__OBJECTIVE__: Each entry below is to be printed verbatim.

-------- EXERCISE INPUTS --------

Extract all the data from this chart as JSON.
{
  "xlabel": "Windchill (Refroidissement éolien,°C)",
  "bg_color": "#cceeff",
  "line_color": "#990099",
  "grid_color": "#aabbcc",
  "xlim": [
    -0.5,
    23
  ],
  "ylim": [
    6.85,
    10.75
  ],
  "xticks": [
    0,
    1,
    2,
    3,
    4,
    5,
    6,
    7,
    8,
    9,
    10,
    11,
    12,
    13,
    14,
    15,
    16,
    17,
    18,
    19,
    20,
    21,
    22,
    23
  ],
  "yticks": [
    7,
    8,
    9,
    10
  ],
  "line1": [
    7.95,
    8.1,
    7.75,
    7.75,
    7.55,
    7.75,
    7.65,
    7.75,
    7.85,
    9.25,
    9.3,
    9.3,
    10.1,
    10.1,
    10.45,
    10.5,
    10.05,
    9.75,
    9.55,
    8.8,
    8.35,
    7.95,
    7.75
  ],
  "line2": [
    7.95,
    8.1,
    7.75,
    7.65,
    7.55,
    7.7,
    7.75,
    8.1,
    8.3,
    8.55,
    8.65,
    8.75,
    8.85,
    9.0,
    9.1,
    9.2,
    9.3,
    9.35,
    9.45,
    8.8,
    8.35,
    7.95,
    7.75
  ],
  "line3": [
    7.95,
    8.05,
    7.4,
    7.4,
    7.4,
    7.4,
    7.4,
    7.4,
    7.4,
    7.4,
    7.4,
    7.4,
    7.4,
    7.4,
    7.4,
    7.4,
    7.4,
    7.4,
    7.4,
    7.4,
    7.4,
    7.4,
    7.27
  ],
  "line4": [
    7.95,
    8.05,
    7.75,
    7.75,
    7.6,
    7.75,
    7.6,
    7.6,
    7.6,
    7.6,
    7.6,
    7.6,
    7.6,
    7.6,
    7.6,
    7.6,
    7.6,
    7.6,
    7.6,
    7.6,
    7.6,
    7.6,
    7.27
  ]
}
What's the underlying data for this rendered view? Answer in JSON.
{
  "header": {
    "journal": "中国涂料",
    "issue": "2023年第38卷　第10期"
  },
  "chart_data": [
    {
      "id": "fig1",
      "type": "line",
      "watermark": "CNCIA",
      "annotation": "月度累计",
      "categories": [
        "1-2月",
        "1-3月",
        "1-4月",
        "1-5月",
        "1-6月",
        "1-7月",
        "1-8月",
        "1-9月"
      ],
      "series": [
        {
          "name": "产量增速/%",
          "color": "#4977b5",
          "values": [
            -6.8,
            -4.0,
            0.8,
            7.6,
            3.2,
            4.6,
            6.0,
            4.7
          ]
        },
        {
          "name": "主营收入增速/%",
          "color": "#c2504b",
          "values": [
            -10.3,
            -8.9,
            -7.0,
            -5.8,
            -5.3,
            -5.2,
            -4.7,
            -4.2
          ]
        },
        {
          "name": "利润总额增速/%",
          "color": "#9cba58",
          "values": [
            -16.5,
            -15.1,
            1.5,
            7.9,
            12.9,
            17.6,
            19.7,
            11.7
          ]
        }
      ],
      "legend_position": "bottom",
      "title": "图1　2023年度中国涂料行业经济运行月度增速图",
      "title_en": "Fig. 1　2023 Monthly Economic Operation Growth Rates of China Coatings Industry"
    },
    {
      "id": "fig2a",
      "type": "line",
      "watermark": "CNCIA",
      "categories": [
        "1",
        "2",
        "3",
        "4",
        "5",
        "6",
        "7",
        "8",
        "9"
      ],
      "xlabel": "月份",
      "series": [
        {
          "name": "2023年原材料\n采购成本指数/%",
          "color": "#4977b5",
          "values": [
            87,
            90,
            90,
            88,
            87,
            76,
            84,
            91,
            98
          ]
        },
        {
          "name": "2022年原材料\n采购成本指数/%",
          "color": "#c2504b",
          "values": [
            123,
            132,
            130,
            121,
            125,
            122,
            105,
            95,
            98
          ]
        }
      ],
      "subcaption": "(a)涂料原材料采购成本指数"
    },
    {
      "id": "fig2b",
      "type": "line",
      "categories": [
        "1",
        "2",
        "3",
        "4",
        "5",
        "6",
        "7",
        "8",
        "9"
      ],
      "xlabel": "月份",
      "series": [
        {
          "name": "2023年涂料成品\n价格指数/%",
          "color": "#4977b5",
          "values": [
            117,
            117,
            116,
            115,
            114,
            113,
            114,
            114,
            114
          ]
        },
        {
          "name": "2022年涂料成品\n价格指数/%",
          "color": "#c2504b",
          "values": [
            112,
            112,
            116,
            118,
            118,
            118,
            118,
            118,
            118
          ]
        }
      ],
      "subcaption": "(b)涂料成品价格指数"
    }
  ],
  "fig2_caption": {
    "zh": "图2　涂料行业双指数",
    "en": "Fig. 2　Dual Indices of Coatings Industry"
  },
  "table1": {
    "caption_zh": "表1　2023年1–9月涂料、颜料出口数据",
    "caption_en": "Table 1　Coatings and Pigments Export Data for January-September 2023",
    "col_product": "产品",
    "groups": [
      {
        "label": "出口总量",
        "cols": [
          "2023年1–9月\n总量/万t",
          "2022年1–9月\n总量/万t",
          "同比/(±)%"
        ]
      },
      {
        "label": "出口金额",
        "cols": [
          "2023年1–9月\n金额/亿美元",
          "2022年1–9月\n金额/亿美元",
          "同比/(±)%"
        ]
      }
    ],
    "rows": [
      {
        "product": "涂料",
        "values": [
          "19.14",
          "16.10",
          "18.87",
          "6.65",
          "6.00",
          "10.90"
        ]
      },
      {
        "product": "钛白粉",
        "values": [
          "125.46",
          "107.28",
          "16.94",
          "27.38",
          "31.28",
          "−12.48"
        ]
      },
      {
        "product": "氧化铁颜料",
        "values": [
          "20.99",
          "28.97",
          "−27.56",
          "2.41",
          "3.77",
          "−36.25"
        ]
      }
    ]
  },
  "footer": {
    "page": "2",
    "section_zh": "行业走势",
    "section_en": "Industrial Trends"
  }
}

--------

__SOLUTION FOR THIS PROBLEM__:
Extract all the data from this chart as JSON.
{
  "xlabel": "Windchill (Refroidissement éolien,°C)",
  "bg_color": "#cceeff",
  "line_color": "#990099",
  "grid_color": "#aabbcc",
  "xlim": [
    -0.5,
    23
  ],
  "ylim": [
    6.85,
    10.75
  ],
  "xticks": [
    0,
    1,
    2,
    3,
    4,
    5,
    6,
    7,
    8,
    9,
    10,
    11,
    12,
    13,
    14,
    15,
    16,
    17,
    18,
    19,
    20,
    21,
    22,
    23
  ],
  "yticks": [
    7,
    8,
    9,
    10
  ],
  "line1": [
    7.95,
    8.1,
    7.75,
    7.75,
    7.55,
    7.75,
    7.65,
    7.75,
    7.85,
    9.25,
    9.3,
    9.3,
    10.1,
    10.1,
    10.45,
    10.5,
    10.05,
    9.75,
    9.55,
    8.8,
    8.35,
    7.95,
    7.75
  ],
  "line2": [
    7.95,
    8.1,
    7.75,
    7.65,
    7.55,
    7.7,
    7.75,
    8.1,
    8.3,
    8.55,
    8.65,
    8.75,
    8.85,
    9.0,
    9.1,
    9.2,
    9.3,
    9.35,
    9.45,
    8.8,
    8.35,
    7.95,
    7.75
  ],
  "line3": [
    7.95,
    8.05,
    7.4,
    7.4,
    7.4,
    7.4,
    7.4,
    7.4,
    7.4,
    7.4,
    7.4,
    7.4,
    7.4,
    7.4,
    7.4,
    7.4,
    7.4,
    7.4,
    7.4,
    7.4,
    7.4,
    7.4,
    7.27
  ],
  "line4": [
    7.95,
    8.05,
    7.75,
    7.75,
    7.6,
    7.75,
    7.6,
    7.6,
    7.6,
    7.6,
    7.6,
    7.6,
    7.6,
    7.6,
    7.6,
    7.6,
    7.6,
    7.6,
    7.6,
    7.6,
    7.6,
    7.6,
    7.27
  ]
}
What's the underlying data for this rendered view? Answer in JSON.
{
  "header": {
    "journal": "中国涂料",
    "issue": "2023年第38卷　第10期"
  },
  "chart_data": [
    {
      "id": "fig1",
      "type": "line",
      "watermark": "CNCIA",
      "annotation": "月度累计",
      "categories": [
        "1-2月",
        "1-3月",
        "1-4月",
        "1-5月",
        "1-6月",
        "1-7月",
        "1-8月",
        "1-9月"
      ],
      "series": [
        {
          "name": "产量增速/%",
          "color": "#4977b5",
          "values": [
            -6.8,
            -4.0,
            0.8,
            7.6,
            3.2,
            4.6,
            6.0,
            4.7
          ]
        },
        {
          "name": "主营收入增速/%",
          "color": "#c2504b",
          "values": [
            -10.3,
            -8.9,
            -7.0,
            -5.8,
            -5.3,
            -5.2,
            -4.7,
            -4.2
          ]
        },
        {
          "name": "利润总额增速/%",
          "color": "#9cba58",
          "values": [
            -16.5,
            -15.1,
            1.5,
            7.9,
            12.9,
            17.6,
            19.7,
            11.7
          ]
        }
      ],
      "legend_position": "bottom",
      "title": "图1　2023年度中国涂料行业经济运行月度增速图",
      "title_en": "Fig. 1　2023 Monthly Economic Operation Growth Rates of China Coatings Industry"
    },
    {
      "id": "fig2a",
      "type": "line",
      "watermark": "CNCIA",
      "categories": [
        "1",
        "2",
        "3",
        "4",
        "5",
        "6",
        "7",
        "8",
        "9"
      ],
      "xlabel": "月份",
      "series": [
        {
          "name": "2023年原材料\n采购成本指数/%",
          "color": "#4977b5",
          "values": [
            87,
            90,
            90,
            88,
            87,
            76,
            84,
            91,
            98
          ]
        },
        {
          "name": "2022年原材料\n采购成本指数/%",
          "color": "#c2504b",
          "values": [
            123,
            132,
            130,
            121,
            125,
            122,
            105,
            95,
            98
          ]
        }
      ],
      "subcaption": "(a)涂料原材料采购成本指数"
    },
    {
      "id": "fig2b",
      "type": "line",
      "categories": [
        "1",
        "2",
        "3",
        "4",
        "5",
        "6",
        "7",
        "8",
        "9"
      ],
      "xlabel": "月份",
      "series": [
        {
          "name": "2023年涂料成品\n价格指数/%",
          "color": "#4977b5",
          "values": [
            117,
            117,
            116,
            115,
            114,
            113,
            114,
            114,
            114
          ]
        },
        {
          "name": "2022年涂料成品\n价格指数/%",
          "color": "#c2504b",
          "values": [
            112,
            112,
            116,
            118,
            118,
            118,
            118,
            118,
            118
          ]
        }
      ],
      "subcaption": "(b)涂料成品价格指数"
    }
  ],
  "fig2_caption": {
    "zh": "图2　涂料行业双指数",
    "en": "Fig. 2　Dual Indices of Coatings Industry"
  },
  "table1": {
    "caption_zh": "表1　2023年1–9月涂料、颜料出口数据",
    "caption_en": "Table 1　Coatings and Pigments Export Data for January-September 2023",
    "col_product": "产品",
    "groups": [
      {
        "label": "出口总量",
        "cols": [
          "2023年1–9月\n总量/万t",
          "2022年1–9月\n总量/万t",
          "同比/(±)%"
        ]
      },
      {
        "label": "出口金额",
        "cols": [
          "2023年1–9月\n金额/亿美元",
          "2022年1–9月\n金额/亿美元",
          "同比/(±)%"
        ]
      }
    ],
    "rows": [
      {
        "product": "涂料",
        "values": [
          "19.14",
          "16.10",
          "18.87",
          "6.65",
          "6.00",
          "10.90"
        ]
      },
      {
        "product": "钛白粉",
        "values": [
          "125.46",
          "107.28",
          "16.94",
          "27.38",
          "31.28",
          "−12.48"
        ]
      },
      {
        "product": "氧化铁颜料",
        "values": [
          "20.99",
          "28.97",
          "−27.56",
          "2.41",
          "3.77",
          "−36.25"
        ]
      }
    ]
  },
  "footer": {
    "page": "2",
    "section_zh": "行业走势",
    "section_en": "Industrial Trends"
  }
}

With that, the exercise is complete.